* begin *

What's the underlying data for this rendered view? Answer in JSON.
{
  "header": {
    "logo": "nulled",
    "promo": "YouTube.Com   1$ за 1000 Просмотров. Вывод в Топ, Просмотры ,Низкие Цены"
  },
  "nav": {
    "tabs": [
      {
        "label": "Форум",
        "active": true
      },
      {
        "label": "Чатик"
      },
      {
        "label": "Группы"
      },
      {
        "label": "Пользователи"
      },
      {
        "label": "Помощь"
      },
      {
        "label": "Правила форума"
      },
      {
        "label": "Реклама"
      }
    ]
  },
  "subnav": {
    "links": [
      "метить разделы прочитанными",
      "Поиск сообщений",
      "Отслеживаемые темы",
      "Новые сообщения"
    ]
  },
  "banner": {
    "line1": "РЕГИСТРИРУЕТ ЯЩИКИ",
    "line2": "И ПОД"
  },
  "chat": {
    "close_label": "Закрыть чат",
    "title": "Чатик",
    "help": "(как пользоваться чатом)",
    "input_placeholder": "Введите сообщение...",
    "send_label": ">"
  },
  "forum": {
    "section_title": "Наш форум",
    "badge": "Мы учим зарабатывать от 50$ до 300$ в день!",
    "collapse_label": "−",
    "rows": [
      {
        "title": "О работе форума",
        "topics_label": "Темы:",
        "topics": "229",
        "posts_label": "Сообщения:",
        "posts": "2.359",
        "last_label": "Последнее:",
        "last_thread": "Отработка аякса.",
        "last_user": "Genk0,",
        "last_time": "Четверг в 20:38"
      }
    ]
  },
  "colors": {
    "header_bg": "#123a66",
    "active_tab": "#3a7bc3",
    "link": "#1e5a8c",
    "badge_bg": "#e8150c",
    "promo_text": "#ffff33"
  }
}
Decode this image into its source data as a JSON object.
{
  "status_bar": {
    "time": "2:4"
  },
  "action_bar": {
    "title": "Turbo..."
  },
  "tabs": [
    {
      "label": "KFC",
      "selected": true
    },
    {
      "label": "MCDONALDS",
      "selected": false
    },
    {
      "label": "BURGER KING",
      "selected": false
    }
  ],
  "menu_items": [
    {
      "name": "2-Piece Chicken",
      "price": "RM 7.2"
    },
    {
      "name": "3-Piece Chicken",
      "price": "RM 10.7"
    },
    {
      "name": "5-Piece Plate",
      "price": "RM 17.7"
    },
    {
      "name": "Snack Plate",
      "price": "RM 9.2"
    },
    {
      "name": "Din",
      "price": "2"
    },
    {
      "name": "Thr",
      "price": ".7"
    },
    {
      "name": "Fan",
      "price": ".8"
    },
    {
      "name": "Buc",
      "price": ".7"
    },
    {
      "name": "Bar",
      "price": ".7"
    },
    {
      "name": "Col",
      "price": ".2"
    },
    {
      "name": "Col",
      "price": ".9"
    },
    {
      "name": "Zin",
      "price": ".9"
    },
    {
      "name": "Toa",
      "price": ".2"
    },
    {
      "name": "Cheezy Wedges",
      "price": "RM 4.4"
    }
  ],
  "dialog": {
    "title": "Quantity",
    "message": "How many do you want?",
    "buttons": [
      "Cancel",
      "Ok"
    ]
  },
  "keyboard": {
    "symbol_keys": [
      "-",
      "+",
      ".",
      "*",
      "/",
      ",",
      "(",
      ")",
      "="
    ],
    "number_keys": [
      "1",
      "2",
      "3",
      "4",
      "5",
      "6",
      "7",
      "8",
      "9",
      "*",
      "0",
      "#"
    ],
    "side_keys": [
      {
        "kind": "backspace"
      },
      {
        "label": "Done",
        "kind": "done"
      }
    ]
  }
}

* end *

- **Exercise prompt**:
Exactly as shown, repeat every record.

- **Result of the exercise**:
What's the underlying data for this rendered view? Answer in JSON.
{
  "header": {
    "logo": "nulled",
    "promo": "YouTube.Com   1$ за 1000 Просмотров. Вывод в Топ, Просмотры ,Низкие Цены"
  },
  "nav": {
    "tabs": [
      {
        "label": "Форум",
        "active": true
      },
      {
        "label": "Чатик"
      },
      {
        "label": "Группы"
      },
      {
        "label": "Пользователи"
      },
      {
        "label": "Помощь"
      },
      {
        "label": "Правила форума"
      },
      {
        "label": "Реклама"
      }
    ]
  },
  "subnav": {
    "links": [
      "метить разделы прочитанными",
      "Поиск сообщений",
      "Отслеживаемые темы",
      "Новые сообщения"
    ]
  },
  "banner": {
    "line1": "РЕГИСТРИРУЕТ ЯЩИКИ",
    "line2": "И ПОД"
  },
  "chat": {
    "close_label": "Закрыть чат",
    "title": "Чатик",
    "help": "(как пользоваться чатом)",
    "input_placeholder": "Введите сообщение...",
    "send_label": ">"
  },
  "forum": {
    "section_title": "Наш форум",
    "badge": "Мы учим зарабатывать от 50$ до 300$ в день!",
    "collapse_label": "−",
    "rows": [
      {
        "title": "О работе форума",
        "topics_label": "Темы:",
        "topics": "229",
        "posts_label": "Сообщения:",
        "posts": "2.359",
        "last_label": "Последнее:",
        "last_thread": "Отработка аякса.",
        "last_user": "Genk0,",
        "last_time": "Четверг в 20:38"
      }
    ]
  },
  "colors": {
    "header_bg": "#123a66",
    "active_tab": "#3a7bc3",
    "link": "#1e5a8c",
    "badge_bg": "#e8150c",
    "promo_text": "#ffff33"
  }
}
Decode this image into its source data as a JSON object.
{
  "status_bar": {
    "time": "2:4"
  },
  "action_bar": {
    "title": "Turbo..."
  },
  "tabs": [
    {
      "label": "KFC",
      "selected": true
    },
    {
      "label": "MCDONALDS",
      "selected": false
    },
    {
      "label": "BURGER KING",
      "selected": false
    }
  ],
  "menu_items": [
    {
      "name": "2-Piece Chicken",
      "price": "RM 7.2"
    },
    {
      "name": "3-Piece Chicken",
      "price": "RM 10.7"
    },
    {
      "name": "5-Piece Plate",
      "price": "RM 17.7"
    },
    {
      "name": "Snack Plate",
      "price": "RM 9.2"
    },
    {
      "name": "Din",
      "price": "2"
    },
    {
      "name": "Thr",
      "price": ".7"
    },
    {
      "name": "Fan",
      "price": ".8"
    },
    {
      "name": "Buc",
      "price": ".7"
    },
    {
      "name": "Bar",
      "price": ".7"
    },
    {
      "name": "Col",
      "price": ".2"
    },
    {
      "name": "Col",
      "price": ".9"
    },
    {
      "name": "Zin",
      "price": ".9"
    },
    {
      "name": "Toa",
      "price": ".2"
    },
    {
      "name": "Cheezy Wedges",
      "price": "RM 4.4"
    }
  ],
  "dialog": {
    "title": "Quantity",
    "message": "How many do you want?",
    "buttons": [
      "Cancel",
      "Ok"
    ]
  },
  "keyboard": {
    "symbol_keys": [
      "-",
      "+",
      ".",
      "*",
      "/",
      ",",
      "(",
      ")",
      "="
    ],
    "number_keys": [
      "1",
      "2",
      "3",
      "4",
      "5",
      "6",
      "7",
      "8",
      "9",
      "*",
      "0",
      "#"
    ],
    "side_keys": [
      {
        "kind": "backspace"
      },
      {
        "label": "Done",
        "kind": "done"
      }
    ]
  }
}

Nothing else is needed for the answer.